TASK GOAL:
Lines that hold the word "微信支付" should be located and copied.

----- RECORDS SUPPLIED

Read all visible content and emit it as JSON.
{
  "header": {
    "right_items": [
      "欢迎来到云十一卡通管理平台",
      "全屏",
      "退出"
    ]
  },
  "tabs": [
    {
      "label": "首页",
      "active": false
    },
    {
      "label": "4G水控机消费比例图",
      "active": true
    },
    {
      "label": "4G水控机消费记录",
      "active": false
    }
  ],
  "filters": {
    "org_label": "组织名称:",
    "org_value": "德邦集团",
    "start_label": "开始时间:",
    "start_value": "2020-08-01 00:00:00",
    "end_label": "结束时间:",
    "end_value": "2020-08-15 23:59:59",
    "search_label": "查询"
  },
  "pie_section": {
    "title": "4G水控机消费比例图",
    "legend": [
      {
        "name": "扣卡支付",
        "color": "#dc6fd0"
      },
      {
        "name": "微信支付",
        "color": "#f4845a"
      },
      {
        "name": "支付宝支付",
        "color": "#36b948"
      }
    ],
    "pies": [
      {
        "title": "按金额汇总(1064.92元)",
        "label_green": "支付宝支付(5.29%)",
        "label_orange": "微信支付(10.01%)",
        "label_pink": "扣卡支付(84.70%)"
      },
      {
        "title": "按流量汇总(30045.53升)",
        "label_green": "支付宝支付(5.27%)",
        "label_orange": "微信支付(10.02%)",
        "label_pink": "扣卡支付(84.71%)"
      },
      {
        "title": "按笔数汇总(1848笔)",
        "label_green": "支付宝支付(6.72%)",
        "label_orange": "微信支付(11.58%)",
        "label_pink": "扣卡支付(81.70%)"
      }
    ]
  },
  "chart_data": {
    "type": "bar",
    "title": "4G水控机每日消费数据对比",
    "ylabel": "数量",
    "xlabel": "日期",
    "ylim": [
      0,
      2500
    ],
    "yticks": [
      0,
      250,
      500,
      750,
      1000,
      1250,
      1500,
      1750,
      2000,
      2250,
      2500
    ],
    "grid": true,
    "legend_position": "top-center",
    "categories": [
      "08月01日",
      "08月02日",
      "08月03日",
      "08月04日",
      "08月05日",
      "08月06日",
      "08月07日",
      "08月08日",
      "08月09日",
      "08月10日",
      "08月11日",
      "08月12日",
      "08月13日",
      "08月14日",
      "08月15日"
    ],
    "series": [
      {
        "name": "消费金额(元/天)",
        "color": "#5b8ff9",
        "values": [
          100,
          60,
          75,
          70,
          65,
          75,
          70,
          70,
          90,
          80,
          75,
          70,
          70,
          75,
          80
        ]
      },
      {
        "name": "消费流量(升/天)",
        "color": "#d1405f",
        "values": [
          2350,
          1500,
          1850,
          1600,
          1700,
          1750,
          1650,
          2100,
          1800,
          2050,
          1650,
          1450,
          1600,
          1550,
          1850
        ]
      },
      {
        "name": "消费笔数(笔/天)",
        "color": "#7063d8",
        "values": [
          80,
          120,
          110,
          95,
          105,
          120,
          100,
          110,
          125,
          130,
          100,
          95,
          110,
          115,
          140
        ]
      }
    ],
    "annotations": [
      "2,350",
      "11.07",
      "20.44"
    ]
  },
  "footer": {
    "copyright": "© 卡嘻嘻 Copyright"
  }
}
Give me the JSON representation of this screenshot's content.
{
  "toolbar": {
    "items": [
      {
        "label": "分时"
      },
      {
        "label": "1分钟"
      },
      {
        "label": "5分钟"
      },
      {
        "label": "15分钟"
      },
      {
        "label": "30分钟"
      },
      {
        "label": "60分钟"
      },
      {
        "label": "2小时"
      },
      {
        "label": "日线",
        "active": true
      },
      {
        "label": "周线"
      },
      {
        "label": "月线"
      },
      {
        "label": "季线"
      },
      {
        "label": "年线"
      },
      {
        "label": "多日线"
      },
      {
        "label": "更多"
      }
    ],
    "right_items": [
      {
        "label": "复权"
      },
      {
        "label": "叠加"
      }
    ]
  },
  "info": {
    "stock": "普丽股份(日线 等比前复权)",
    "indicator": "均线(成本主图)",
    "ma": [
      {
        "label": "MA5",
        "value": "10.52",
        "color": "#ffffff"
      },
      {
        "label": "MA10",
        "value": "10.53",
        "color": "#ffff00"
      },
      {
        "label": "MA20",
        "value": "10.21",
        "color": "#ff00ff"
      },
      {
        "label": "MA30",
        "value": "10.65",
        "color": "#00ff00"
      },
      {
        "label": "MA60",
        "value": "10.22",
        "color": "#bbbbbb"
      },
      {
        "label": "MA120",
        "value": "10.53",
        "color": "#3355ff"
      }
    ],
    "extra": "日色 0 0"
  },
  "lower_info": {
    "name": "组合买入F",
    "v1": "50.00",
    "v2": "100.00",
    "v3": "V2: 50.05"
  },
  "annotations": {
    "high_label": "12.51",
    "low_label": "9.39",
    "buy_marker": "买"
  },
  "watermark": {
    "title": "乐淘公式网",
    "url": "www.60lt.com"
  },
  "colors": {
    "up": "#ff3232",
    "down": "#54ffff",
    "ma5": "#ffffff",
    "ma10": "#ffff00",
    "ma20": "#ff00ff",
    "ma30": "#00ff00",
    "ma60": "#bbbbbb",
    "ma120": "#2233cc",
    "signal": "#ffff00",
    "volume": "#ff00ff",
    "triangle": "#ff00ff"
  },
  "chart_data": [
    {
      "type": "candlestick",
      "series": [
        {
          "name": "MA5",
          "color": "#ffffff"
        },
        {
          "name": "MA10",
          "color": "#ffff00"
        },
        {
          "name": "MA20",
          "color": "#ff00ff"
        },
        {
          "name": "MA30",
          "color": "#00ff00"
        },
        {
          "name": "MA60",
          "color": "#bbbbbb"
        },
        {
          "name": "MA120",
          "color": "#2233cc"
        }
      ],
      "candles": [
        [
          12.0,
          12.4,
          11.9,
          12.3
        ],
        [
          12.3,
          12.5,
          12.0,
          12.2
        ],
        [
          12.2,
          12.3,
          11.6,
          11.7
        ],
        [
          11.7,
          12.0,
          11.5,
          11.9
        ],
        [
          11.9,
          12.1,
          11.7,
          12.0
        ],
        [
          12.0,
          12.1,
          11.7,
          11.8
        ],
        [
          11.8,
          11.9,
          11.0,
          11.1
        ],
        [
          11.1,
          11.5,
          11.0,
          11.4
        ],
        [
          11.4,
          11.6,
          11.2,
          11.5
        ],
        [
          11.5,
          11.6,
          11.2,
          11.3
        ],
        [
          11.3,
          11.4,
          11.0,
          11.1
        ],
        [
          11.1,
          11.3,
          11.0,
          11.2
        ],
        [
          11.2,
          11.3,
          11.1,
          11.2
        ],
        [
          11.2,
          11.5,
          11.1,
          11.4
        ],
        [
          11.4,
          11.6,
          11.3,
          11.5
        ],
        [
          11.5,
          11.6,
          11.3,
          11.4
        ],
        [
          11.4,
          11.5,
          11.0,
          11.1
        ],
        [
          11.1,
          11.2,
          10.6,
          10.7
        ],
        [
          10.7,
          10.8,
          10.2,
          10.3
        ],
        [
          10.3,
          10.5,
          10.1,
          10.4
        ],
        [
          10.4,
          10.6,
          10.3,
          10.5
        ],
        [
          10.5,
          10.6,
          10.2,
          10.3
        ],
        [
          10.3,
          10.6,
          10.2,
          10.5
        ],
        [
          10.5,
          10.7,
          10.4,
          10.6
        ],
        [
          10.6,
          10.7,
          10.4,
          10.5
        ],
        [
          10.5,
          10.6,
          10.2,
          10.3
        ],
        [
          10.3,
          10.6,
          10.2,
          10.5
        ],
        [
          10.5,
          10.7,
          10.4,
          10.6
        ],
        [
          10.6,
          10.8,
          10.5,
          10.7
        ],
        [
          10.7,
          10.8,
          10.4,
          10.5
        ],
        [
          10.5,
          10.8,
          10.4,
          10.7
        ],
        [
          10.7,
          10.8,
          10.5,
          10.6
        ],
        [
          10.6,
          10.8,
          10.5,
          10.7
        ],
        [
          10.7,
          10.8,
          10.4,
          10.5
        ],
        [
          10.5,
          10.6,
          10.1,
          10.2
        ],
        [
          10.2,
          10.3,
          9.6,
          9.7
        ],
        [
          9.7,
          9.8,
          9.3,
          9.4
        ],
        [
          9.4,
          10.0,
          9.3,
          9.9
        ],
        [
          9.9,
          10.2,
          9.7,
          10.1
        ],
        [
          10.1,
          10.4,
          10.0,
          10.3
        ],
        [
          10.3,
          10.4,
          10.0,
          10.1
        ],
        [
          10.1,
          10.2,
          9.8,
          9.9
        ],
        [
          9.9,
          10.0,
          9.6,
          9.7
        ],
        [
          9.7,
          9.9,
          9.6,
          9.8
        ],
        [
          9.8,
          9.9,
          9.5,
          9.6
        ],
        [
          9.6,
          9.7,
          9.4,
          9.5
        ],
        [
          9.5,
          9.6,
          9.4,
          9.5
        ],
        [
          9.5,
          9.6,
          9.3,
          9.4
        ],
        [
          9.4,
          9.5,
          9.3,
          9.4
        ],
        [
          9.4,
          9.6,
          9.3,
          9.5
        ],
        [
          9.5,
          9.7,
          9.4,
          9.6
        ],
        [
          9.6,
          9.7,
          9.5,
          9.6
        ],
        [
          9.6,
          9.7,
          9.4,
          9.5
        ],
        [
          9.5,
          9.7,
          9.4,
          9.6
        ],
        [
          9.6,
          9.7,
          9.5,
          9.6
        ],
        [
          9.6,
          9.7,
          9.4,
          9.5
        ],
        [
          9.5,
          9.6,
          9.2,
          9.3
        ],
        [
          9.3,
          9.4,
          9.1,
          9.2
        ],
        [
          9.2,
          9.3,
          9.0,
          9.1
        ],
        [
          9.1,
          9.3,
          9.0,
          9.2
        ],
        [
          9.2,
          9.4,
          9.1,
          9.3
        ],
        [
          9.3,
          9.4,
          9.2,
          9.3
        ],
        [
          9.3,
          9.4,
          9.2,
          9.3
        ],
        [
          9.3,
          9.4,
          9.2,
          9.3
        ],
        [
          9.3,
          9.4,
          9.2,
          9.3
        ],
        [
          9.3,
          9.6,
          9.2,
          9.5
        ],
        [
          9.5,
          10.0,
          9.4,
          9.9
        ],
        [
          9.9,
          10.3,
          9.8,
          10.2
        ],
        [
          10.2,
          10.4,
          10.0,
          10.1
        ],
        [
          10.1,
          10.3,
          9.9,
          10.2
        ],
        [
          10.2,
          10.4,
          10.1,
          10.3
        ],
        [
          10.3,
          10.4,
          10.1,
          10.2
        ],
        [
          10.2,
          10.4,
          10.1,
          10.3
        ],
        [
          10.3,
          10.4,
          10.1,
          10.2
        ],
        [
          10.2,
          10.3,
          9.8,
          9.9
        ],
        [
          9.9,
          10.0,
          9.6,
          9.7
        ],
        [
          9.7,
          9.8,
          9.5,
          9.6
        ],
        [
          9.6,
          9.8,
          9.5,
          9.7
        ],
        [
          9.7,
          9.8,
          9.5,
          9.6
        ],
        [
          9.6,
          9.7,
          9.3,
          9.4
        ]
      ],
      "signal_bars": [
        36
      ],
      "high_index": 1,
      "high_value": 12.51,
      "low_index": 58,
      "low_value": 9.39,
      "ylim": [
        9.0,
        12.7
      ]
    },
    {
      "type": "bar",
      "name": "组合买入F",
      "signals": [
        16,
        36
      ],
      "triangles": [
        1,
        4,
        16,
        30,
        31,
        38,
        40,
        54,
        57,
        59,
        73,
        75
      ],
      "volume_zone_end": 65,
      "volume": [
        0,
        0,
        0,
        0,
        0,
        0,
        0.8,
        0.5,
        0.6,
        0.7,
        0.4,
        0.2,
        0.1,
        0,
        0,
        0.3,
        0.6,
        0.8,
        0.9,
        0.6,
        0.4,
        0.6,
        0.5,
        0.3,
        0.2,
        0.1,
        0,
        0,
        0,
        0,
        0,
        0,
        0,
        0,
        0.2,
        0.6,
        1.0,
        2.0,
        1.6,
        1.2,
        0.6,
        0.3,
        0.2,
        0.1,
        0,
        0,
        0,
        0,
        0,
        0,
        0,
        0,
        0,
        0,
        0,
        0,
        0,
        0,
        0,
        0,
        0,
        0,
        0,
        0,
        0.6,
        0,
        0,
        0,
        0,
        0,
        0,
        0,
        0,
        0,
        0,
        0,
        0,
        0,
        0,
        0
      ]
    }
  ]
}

----------

FINAL ANSWER:
        "name": "微信支付",
        "label_orange": "微信支付(10.01%)",
        "label_orange": "微信支付(10.02%)",
        "label_orange": "微信支付(11.58%)",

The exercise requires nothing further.